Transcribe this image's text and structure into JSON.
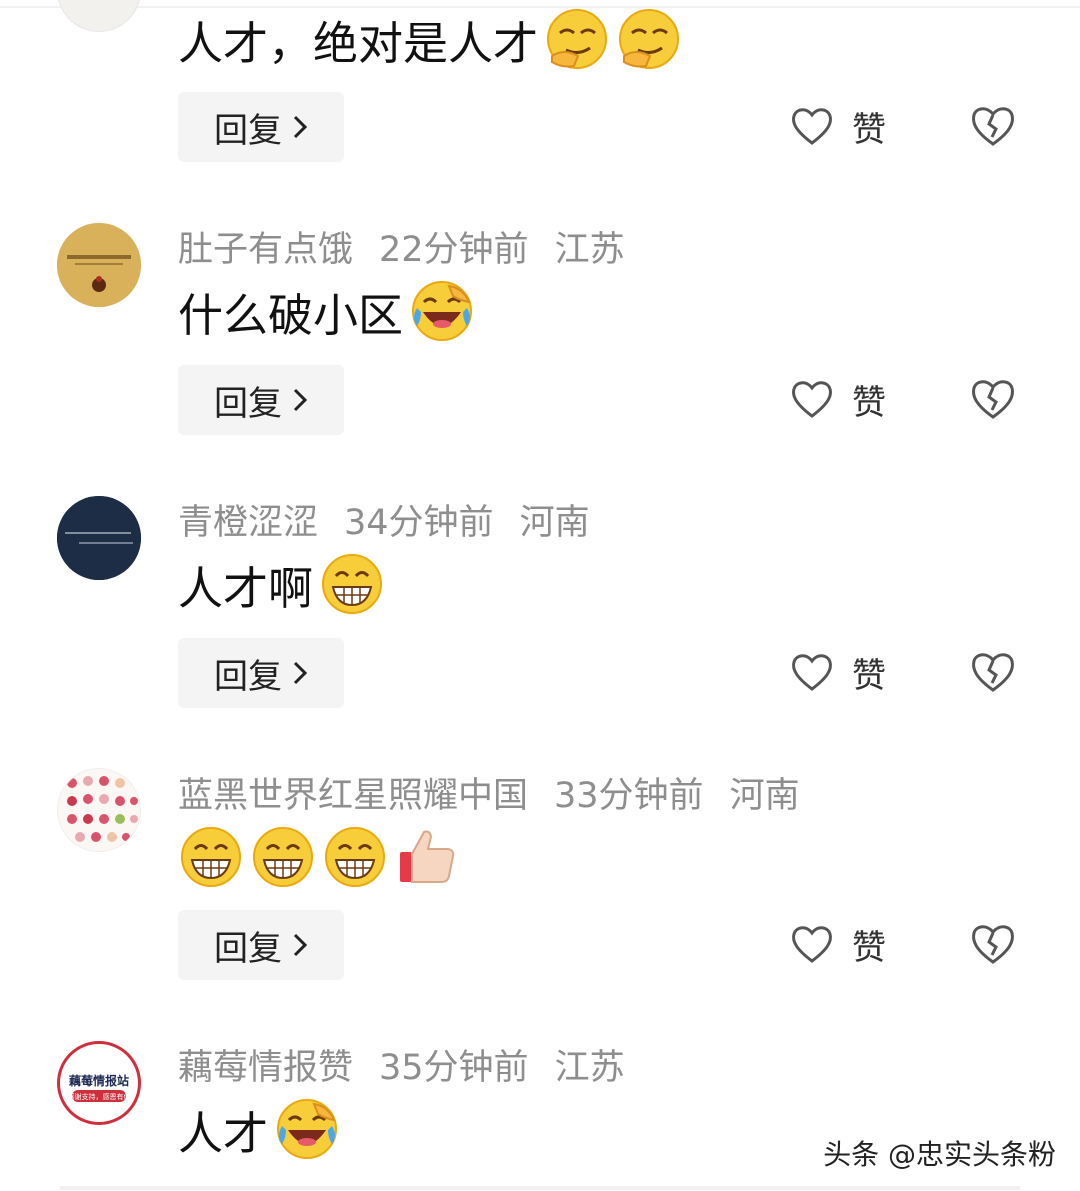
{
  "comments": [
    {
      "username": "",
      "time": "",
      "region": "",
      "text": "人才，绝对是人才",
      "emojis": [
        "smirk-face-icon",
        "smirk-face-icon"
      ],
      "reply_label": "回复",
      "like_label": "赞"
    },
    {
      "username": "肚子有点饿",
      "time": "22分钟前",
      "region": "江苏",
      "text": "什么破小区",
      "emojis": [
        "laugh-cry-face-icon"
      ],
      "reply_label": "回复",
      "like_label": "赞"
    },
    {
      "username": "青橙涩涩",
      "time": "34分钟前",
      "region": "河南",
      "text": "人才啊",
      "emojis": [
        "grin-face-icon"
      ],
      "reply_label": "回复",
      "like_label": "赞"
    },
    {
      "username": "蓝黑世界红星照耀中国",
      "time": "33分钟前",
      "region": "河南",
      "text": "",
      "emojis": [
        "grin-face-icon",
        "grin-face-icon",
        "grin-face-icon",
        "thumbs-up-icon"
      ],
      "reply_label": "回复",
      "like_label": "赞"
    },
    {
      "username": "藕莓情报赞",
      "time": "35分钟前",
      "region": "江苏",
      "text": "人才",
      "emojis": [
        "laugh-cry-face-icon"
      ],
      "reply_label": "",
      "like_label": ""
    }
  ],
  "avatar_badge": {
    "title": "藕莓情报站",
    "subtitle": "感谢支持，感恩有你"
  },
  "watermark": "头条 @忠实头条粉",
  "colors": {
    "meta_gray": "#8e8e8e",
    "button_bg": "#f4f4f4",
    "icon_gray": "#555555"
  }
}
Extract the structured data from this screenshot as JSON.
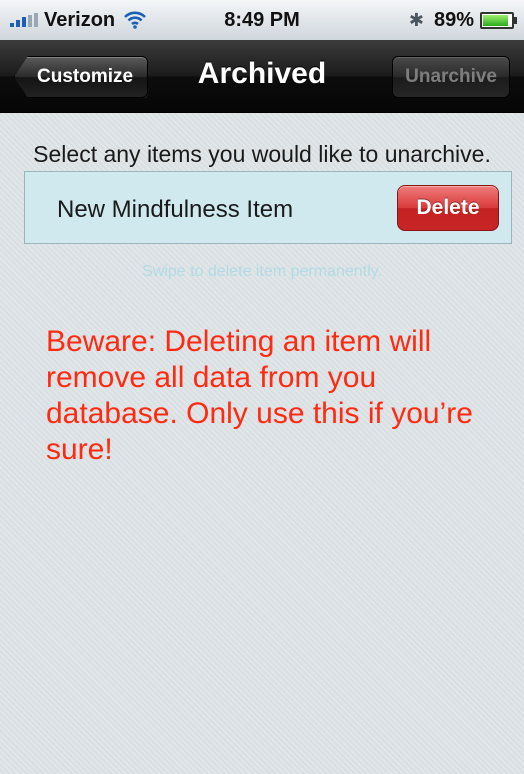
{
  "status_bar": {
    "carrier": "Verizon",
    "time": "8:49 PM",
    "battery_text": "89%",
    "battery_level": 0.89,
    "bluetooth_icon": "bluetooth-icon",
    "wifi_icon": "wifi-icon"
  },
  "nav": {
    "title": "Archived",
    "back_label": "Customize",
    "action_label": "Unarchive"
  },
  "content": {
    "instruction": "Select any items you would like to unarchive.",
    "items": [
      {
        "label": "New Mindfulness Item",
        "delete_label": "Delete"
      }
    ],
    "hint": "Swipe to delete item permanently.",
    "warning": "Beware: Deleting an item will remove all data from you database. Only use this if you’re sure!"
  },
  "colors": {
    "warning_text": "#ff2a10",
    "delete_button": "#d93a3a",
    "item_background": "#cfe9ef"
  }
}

· · · ·

§ **The problem**: Print the complete listing exactly as it stands, without its pictures.

§ **Answer for the task**:
Transcribe this image's text and structure into JSON.
{
  "comments": [
    {
      "username": "",
      "time": "",
      "region": "",
      "text": "人才，绝对是人才",
      "emojis": [
        "smirk-face-icon",
        "smirk-face-icon"
      ],
      "reply_label": "回复",
      "like_label": "赞"
    },
    {
      "username": "肚子有点饿",
      "time": "22分钟前",
      "region": "江苏",
      "text": "什么破小区",
      "emojis": [
        "laugh-cry-face-icon"
      ],
      "reply_label": "回复",
      "like_label": "赞"
    },
    {
      "username": "青橙涩涩",
      "time": "34分钟前",
      "region": "河南",
      "text": "人才啊",
      "emojis": [
        "grin-face-icon"
      ],
      "reply_label": "回复",
      "like_label": "赞"
    },
    {
      "username": "蓝黑世界红星照耀中国",
      "time": "33分钟前",
      "region": "河南",
      "text": "",
      "emojis": [
        "grin-face-icon",
        "grin-face-icon",
        "grin-face-icon",
        "thumbs-up-icon"
      ],
      "reply_label": "回复",
      "like_label": "赞"
    },
    {
      "username": "藕莓情报赞",
      "time": "35分钟前",
      "region": "江苏",
      "text": "人才",
      "emojis": [
        "laugh-cry-face-icon"
      ],
      "reply_label": "",
      "like_label": ""
    }
  ],
  "avatar_badge": {
    "title": "藕莓情报站",
    "subtitle": "感谢支持，感恩有你"
  },
  "watermark": "头条 @忠实头条粉",
  "colors": {
    "meta_gray": "#8e8e8e",
    "button_bg": "#f4f4f4",
    "icon_gray": "#555555"
  }
}
Extract the structured data from this screenshot as JSON.
{
  "status_bar": {
    "carrier": "Verizon",
    "time": "8:49 PM",
    "battery_text": "89%",
    "battery_level": 0.89,
    "bluetooth_icon": "bluetooth-icon",
    "wifi_icon": "wifi-icon"
  },
  "nav": {
    "title": "Archived",
    "back_label": "Customize",
    "action_label": "Unarchive"
  },
  "content": {
    "instruction": "Select any items you would like to unarchive.",
    "items": [
      {
        "label": "New Mindfulness Item",
        "delete_label": "Delete"
      }
    ],
    "hint": "Swipe to delete item permanently.",
    "warning": "Beware: Deleting an item will remove all data from you database. Only use this if you’re sure!"
  },
  "colors": {
    "warning_text": "#ff2a10",
    "delete_button": "#d93a3a",
    "item_background": "#cfe9ef"
  }
}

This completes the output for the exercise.